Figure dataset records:
----

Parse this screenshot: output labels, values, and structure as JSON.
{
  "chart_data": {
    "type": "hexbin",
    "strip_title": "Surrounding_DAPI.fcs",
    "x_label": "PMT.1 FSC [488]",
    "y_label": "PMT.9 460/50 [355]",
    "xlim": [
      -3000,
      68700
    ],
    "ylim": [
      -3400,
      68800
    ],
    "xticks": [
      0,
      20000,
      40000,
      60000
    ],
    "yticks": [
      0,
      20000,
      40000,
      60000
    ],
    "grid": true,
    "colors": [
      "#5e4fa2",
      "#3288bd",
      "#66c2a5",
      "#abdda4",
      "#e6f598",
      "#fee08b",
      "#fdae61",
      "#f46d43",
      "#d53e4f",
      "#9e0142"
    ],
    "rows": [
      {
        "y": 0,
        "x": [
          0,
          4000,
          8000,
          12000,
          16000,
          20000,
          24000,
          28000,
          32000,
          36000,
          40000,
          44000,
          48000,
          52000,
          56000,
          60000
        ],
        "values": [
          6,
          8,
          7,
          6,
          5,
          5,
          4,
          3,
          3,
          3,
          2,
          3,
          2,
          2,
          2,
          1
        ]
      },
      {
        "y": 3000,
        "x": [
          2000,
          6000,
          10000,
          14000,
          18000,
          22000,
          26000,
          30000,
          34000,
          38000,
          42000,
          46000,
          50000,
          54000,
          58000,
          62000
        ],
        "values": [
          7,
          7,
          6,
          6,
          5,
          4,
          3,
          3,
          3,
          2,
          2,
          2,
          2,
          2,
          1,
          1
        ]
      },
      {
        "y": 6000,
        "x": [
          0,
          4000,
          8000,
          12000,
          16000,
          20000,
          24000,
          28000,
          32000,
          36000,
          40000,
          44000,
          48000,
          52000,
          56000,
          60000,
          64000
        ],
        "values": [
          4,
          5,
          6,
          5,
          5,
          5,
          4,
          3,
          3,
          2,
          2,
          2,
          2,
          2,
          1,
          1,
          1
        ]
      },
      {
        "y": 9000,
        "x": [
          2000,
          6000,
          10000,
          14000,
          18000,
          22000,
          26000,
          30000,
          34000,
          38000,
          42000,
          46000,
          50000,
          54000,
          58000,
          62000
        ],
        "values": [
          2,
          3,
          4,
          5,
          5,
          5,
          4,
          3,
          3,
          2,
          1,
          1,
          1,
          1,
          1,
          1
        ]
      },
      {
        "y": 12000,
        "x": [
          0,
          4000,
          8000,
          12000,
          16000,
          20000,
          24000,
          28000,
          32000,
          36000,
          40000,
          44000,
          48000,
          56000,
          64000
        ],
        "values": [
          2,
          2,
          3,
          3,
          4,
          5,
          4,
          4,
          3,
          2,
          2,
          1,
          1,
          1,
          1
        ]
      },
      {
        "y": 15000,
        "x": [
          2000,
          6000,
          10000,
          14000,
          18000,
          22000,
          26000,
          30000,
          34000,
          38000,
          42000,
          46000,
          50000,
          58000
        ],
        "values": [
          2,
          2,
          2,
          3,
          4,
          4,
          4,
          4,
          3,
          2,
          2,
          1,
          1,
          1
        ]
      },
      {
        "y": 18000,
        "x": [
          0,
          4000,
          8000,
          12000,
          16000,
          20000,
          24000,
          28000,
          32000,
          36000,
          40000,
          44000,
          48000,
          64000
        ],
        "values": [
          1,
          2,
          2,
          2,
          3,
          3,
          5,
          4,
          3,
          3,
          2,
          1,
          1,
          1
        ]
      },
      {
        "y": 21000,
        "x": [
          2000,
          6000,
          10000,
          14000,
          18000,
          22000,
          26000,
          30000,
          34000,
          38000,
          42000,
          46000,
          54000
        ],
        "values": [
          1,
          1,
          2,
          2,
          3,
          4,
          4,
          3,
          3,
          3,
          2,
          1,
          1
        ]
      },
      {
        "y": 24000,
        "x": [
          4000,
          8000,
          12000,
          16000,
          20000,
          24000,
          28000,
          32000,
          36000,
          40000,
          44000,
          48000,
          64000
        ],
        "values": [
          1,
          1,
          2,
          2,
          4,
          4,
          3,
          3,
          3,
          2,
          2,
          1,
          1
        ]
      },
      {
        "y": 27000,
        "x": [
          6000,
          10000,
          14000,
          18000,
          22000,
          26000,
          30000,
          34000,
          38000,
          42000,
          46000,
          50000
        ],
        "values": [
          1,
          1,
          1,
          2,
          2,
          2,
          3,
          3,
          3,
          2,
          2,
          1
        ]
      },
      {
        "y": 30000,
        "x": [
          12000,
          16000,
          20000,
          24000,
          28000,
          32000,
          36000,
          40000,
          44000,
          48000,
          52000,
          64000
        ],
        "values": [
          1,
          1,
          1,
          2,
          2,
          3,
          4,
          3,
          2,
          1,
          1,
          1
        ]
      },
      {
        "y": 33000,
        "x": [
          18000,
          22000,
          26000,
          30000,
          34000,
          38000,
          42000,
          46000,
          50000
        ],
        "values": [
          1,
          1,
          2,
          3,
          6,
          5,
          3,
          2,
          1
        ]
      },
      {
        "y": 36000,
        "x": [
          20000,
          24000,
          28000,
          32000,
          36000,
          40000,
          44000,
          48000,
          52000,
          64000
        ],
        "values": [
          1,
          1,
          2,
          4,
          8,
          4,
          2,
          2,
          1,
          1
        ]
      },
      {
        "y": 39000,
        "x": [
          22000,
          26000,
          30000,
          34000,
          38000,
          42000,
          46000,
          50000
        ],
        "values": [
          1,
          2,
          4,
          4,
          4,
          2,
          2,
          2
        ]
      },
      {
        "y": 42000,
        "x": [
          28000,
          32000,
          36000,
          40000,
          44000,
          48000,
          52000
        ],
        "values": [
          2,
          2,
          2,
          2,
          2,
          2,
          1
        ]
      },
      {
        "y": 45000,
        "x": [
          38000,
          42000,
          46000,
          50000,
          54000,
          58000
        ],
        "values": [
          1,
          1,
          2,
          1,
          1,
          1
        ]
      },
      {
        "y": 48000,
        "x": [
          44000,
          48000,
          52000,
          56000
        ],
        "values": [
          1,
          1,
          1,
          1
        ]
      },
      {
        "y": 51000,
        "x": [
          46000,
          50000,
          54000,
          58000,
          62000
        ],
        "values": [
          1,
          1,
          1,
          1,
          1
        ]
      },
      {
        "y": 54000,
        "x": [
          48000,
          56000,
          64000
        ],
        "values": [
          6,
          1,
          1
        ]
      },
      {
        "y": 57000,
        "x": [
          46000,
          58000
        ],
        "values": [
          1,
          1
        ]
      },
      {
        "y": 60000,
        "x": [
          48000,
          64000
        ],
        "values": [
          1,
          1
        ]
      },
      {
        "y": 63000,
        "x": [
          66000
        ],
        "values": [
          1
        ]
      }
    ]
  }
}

----

Task prompt:
Write out every record verbatim.

Answer to this exercise:
Parse this screenshot: output labels, values, and structure as JSON.
{
  "chart_data": {
    "type": "hexbin",
    "strip_title": "Surrounding_DAPI.fcs",
    "x_label": "PMT.1 FSC [488]",
    "y_label": "PMT.9 460/50 [355]",
    "xlim": [
      -3000,
      68700
    ],
    "ylim": [
      -3400,
      68800
    ],
    "xticks": [
      0,
      20000,
      40000,
      60000
    ],
    "yticks": [
      0,
      20000,
      40000,
      60000
    ],
    "grid": true,
    "colors": [
      "#5e4fa2",
      "#3288bd",
      "#66c2a5",
      "#abdda4",
      "#e6f598",
      "#fee08b",
      "#fdae61",
      "#f46d43",
      "#d53e4f",
      "#9e0142"
    ],
    "rows": [
      {
        "y": 0,
        "x": [
          0,
          4000,
          8000,
          12000,
          16000,
          20000,
          24000,
          28000,
          32000,
          36000,
          40000,
          44000,
          48000,
          52000,
          56000,
          60000
        ],
        "values": [
          6,
          8,
          7,
          6,
          5,
          5,
          4,
          3,
          3,
          3,
          2,
          3,
          2,
          2,
          2,
          1
        ]
      },
      {
        "y": 3000,
        "x": [
          2000,
          6000,
          10000,
          14000,
          18000,
          22000,
          26000,
          30000,
          34000,
          38000,
          42000,
          46000,
          50000,
          54000,
          58000,
          62000
        ],
        "values": [
          7,
          7,
          6,
          6,
          5,
          4,
          3,
          3,
          3,
          2,
          2,
          2,
          2,
          2,
          1,
          1
        ]
      },
      {
        "y": 6000,
        "x": [
          0,
          4000,
          8000,
          12000,
          16000,
          20000,
          24000,
          28000,
          32000,
          36000,
          40000,
          44000,
          48000,
          52000,
          56000,
          60000,
          64000
        ],
        "values": [
          4,
          5,
          6,
          5,
          5,
          5,
          4,
          3,
          3,
          2,
          2,
          2,
          2,
          2,
          1,
          1,
          1
        ]
      },
      {
        "y": 9000,
        "x": [
          2000,
          6000,
          10000,
          14000,
          18000,
          22000,
          26000,
          30000,
          34000,
          38000,
          42000,
          46000,
          50000,
          54000,
          58000,
          62000
        ],
        "values": [
          2,
          3,
          4,
          5,
          5,
          5,
          4,
          3,
          3,
          2,
          1,
          1,
          1,
          1,
          1,
          1
        ]
      },
      {
        "y": 12000,
        "x": [
          0,
          4000,
          8000,
          12000,
          16000,
          20000,
          24000,
          28000,
          32000,
          36000,
          40000,
          44000,
          48000,
          56000,
          64000
        ],
        "values": [
          2,
          2,
          3,
          3,
          4,
          5,
          4,
          4,
          3,
          2,
          2,
          1,
          1,
          1,
          1
        ]
      },
      {
        "y": 15000,
        "x": [
          2000,
          6000,
          10000,
          14000,
          18000,
          22000,
          26000,
          30000,
          34000,
          38000,
          42000,
          46000,
          50000,
          58000
        ],
        "values": [
          2,
          2,
          2,
          3,
          4,
          4,
          4,
          4,
          3,
          2,
          2,
          1,
          1,
          1
        ]
      },
      {
        "y": 18000,
        "x": [
          0,
          4000,
          8000,
          12000,
          16000,
          20000,
          24000,
          28000,
          32000,
          36000,
          40000,
          44000,
          48000,
          64000
        ],
        "values": [
          1,
          2,
          2,
          2,
          3,
          3,
          5,
          4,
          3,
          3,
          2,
          1,
          1,
          1
        ]
      },
      {
        "y": 21000,
        "x": [
          2000,
          6000,
          10000,
          14000,
          18000,
          22000,
          26000,
          30000,
          34000,
          38000,
          42000,
          46000,
          54000
        ],
        "values": [
          1,
          1,
          2,
          2,
          3,
          4,
          4,
          3,
          3,
          3,
          2,
          1,
          1
        ]
      },
      {
        "y": 24000,
        "x": [
          4000,
          8000,
          12000,
          16000,
          20000,
          24000,
          28000,
          32000,
          36000,
          40000,
          44000,
          48000,
          64000
        ],
        "values": [
          1,
          1,
          2,
          2,
          4,
          4,
          3,
          3,
          3,
          2,
          2,
          1,
          1
        ]
      },
      {
        "y": 27000,
        "x": [
          6000,
          10000,
          14000,
          18000,
          22000,
          26000,
          30000,
          34000,
          38000,
          42000,
          46000,
          50000
        ],
        "values": [
          1,
          1,
          1,
          2,
          2,
          2,
          3,
          3,
          3,
          2,
          2,
          1
        ]
      },
      {
        "y": 30000,
        "x": [
          12000,
          16000,
          20000,
          24000,
          28000,
          32000,
          36000,
          40000,
          44000,
          48000,
          52000,
          64000
        ],
        "values": [
          1,
          1,
          1,
          2,
          2,
          3,
          4,
          3,
          2,
          1,
          1,
          1
        ]
      },
      {
        "y": 33000,
        "x": [
          18000,
          22000,
          26000,
          30000,
          34000,
          38000,
          42000,
          46000,
          50000
        ],
        "values": [
          1,
          1,
          2,
          3,
          6,
          5,
          3,
          2,
          1
        ]
      },
      {
        "y": 36000,
        "x": [
          20000,
          24000,
          28000,
          32000,
          36000,
          40000,
          44000,
          48000,
          52000,
          64000
        ],
        "values": [
          1,
          1,
          2,
          4,
          8,
          4,
          2,
          2,
          1,
          1
        ]
      },
      {
        "y": 39000,
        "x": [
          22000,
          26000,
          30000,
          34000,
          38000,
          42000,
          46000,
          50000
        ],
        "values": [
          1,
          2,
          4,
          4,
          4,
          2,
          2,
          2
        ]
      },
      {
        "y": 42000,
        "x": [
          28000,
          32000,
          36000,
          40000,
          44000,
          48000,
          52000
        ],
        "values": [
          2,
          2,
          2,
          2,
          2,
          2,
          1
        ]
      },
      {
        "y": 45000,
        "x": [
          38000,
          42000,
          46000,
          50000,
          54000,
          58000
        ],
        "values": [
          1,
          1,
          2,
          1,
          1,
          1
        ]
      },
      {
        "y": 48000,
        "x": [
          44000,
          48000,
          52000,
          56000
        ],
        "values": [
          1,
          1,
          1,
          1
        ]
      },
      {
        "y": 51000,
        "x": [
          46000,
          50000,
          54000,
          58000,
          62000
        ],
        "values": [
          1,
          1,
          1,
          1,
          1
        ]
      },
      {
        "y": 54000,
        "x": [
          48000,
          56000,
          64000
        ],
        "values": [
          6,
          1,
          1
        ]
      },
      {
        "y": 57000,
        "x": [
          46000,
          58000
        ],
        "values": [
          1,
          1
        ]
      },
      {
        "y": 60000,
        "x": [
          48000,
          64000
        ],
        "values": [
          1,
          1
        ]
      },
      {
        "y": 63000,
        "x": [
          66000
        ],
        "values": [
          1
        ]
      }
    ]
  }
}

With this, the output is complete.